** Begin **
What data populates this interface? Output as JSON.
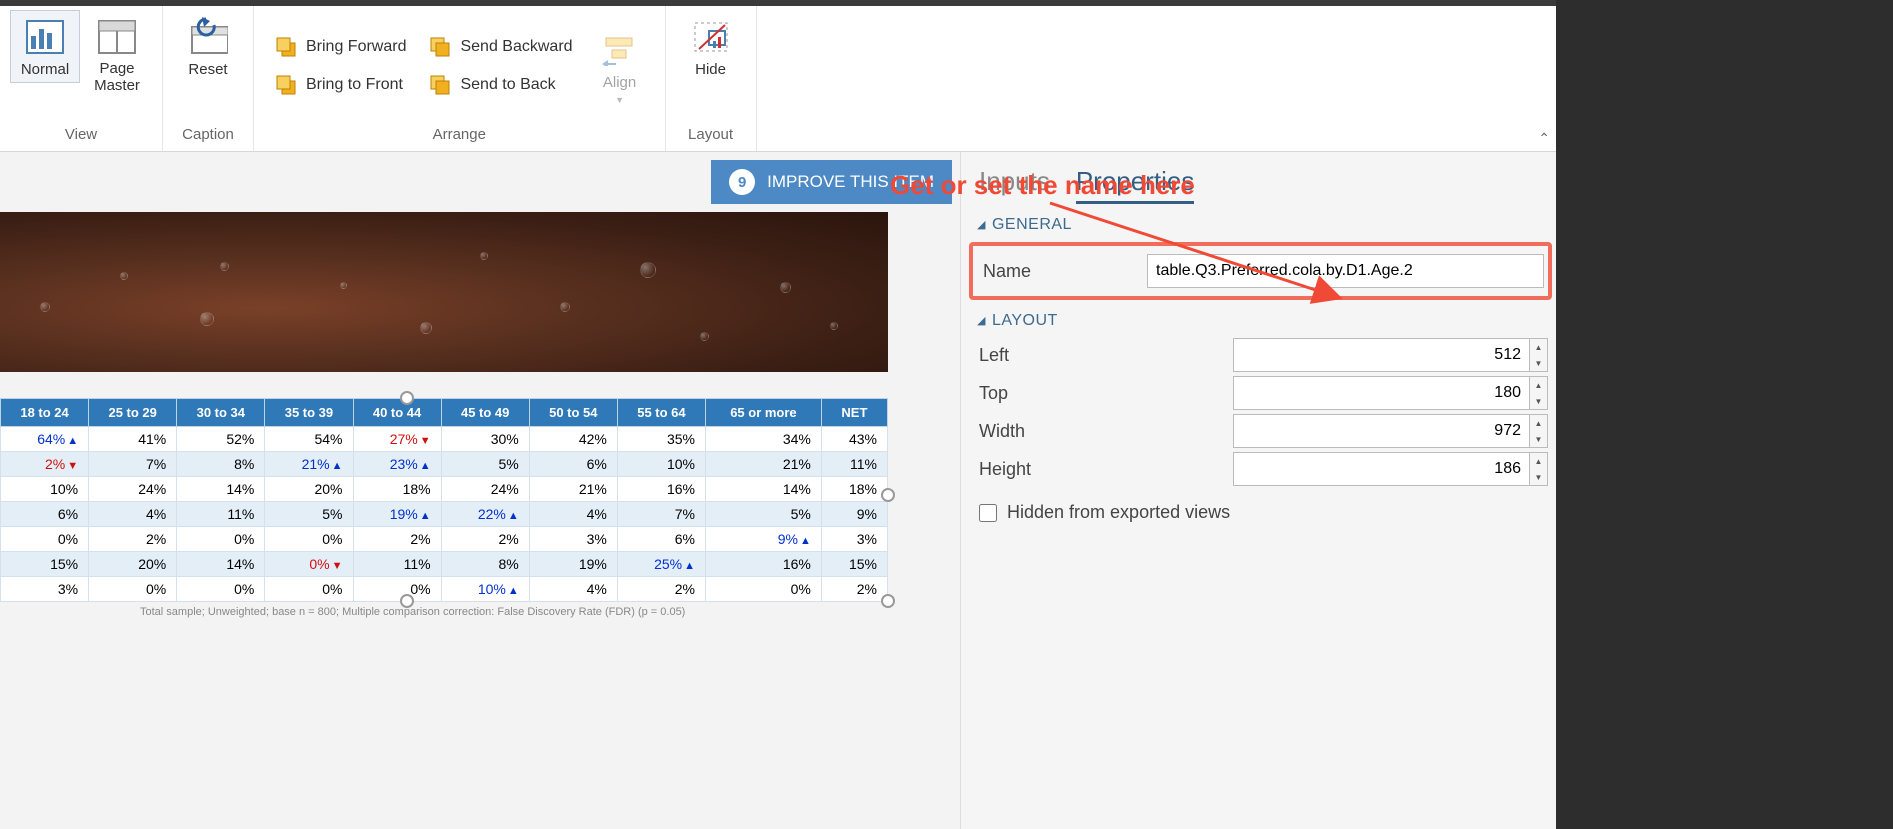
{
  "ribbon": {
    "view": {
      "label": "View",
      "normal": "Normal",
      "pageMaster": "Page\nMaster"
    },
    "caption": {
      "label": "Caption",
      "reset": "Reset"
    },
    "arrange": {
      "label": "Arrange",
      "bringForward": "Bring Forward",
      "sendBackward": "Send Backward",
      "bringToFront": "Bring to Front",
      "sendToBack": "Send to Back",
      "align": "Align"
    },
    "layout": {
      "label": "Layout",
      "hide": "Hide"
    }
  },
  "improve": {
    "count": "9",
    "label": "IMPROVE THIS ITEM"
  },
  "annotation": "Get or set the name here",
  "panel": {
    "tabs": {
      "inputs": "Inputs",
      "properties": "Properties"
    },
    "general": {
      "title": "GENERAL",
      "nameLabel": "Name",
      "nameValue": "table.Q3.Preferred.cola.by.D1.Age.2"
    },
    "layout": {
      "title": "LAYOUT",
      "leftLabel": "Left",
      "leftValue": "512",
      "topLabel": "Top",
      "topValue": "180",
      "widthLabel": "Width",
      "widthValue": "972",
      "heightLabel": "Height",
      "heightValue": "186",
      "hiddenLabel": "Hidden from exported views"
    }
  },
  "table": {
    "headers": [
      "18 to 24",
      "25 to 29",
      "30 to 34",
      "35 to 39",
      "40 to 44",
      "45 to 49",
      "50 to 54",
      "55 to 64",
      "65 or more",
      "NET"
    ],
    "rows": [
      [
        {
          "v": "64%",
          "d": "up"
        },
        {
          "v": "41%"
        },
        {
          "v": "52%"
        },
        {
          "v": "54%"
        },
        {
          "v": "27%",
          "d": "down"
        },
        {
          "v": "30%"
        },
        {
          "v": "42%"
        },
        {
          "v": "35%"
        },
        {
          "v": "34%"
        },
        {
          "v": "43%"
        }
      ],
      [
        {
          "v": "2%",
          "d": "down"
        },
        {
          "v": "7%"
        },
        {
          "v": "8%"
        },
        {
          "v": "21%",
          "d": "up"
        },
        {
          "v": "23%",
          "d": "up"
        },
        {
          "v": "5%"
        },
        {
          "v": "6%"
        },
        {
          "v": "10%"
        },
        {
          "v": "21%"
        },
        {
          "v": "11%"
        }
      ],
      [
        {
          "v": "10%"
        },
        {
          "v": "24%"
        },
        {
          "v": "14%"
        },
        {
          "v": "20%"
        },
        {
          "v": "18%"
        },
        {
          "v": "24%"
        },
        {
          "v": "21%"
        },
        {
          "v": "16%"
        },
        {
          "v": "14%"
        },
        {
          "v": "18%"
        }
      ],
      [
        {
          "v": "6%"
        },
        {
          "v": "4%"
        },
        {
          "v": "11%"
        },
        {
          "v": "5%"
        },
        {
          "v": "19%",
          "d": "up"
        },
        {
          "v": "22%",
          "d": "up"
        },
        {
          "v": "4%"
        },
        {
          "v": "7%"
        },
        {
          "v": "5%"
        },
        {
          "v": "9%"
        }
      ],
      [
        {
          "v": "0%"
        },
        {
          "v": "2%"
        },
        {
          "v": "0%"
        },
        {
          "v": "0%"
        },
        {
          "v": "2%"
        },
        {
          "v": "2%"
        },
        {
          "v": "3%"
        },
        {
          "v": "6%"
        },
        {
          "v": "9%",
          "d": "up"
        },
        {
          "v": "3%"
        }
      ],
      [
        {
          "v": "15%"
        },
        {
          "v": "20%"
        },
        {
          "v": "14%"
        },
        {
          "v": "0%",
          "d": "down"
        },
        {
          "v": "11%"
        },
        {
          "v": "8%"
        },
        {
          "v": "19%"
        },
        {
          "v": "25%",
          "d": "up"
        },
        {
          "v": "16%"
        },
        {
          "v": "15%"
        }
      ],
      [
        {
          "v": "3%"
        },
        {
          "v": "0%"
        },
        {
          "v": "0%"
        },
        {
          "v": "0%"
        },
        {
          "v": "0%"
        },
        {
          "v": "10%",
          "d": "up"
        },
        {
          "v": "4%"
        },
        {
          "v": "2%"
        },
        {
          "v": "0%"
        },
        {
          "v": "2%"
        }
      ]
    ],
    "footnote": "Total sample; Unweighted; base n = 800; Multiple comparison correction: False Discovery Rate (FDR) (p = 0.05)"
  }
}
** End **
** Begin **
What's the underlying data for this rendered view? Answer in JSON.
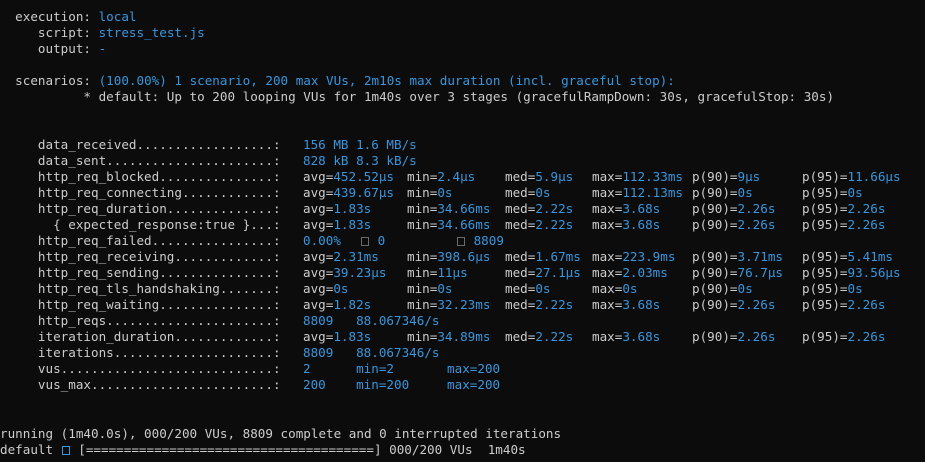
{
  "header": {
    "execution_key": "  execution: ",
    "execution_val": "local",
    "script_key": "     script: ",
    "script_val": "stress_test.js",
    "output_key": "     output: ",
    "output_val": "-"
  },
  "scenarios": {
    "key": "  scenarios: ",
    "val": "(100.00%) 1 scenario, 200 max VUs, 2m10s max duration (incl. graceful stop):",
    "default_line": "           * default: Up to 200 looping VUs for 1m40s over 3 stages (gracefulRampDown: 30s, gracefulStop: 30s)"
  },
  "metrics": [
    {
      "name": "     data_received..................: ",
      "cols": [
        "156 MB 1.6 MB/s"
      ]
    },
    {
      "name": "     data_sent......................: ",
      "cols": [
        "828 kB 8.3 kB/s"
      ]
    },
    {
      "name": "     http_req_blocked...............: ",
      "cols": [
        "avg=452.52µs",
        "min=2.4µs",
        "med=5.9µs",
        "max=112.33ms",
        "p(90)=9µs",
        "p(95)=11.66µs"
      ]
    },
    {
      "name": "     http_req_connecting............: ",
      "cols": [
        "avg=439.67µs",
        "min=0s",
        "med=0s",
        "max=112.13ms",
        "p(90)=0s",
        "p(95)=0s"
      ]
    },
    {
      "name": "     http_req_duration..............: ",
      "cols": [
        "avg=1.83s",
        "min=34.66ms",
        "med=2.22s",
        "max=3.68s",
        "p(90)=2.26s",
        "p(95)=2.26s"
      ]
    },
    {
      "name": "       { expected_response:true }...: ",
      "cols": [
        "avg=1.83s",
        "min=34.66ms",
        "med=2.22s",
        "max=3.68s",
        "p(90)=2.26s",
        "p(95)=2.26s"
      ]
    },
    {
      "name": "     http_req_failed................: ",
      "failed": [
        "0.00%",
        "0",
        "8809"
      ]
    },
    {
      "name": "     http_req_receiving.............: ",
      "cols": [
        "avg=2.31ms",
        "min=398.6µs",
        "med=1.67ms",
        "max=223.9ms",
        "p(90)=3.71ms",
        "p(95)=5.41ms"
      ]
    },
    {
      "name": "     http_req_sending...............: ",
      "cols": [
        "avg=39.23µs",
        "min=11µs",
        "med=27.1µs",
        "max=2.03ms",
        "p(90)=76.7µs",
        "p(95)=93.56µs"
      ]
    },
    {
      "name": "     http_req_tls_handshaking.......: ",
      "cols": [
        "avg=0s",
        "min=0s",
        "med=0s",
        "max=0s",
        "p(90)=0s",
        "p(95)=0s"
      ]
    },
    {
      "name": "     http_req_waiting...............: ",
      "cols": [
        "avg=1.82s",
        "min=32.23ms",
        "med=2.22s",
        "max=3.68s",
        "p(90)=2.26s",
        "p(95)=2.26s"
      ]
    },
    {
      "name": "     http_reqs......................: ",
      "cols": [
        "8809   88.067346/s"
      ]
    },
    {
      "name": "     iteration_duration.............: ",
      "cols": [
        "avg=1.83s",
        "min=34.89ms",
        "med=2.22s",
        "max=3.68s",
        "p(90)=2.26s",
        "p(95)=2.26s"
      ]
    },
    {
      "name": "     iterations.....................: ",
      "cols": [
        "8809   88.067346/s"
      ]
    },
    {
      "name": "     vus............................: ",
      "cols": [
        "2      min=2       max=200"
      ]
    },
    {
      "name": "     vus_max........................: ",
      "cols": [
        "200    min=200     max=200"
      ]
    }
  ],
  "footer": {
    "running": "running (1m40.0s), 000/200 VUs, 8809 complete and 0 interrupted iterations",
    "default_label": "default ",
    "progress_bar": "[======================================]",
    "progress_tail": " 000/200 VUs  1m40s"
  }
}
** End **
GIVEN INSTRUCTION: Your reply is one number: how many lines of the records above contain the word "Bring".

WRITTEN ANSWER: 2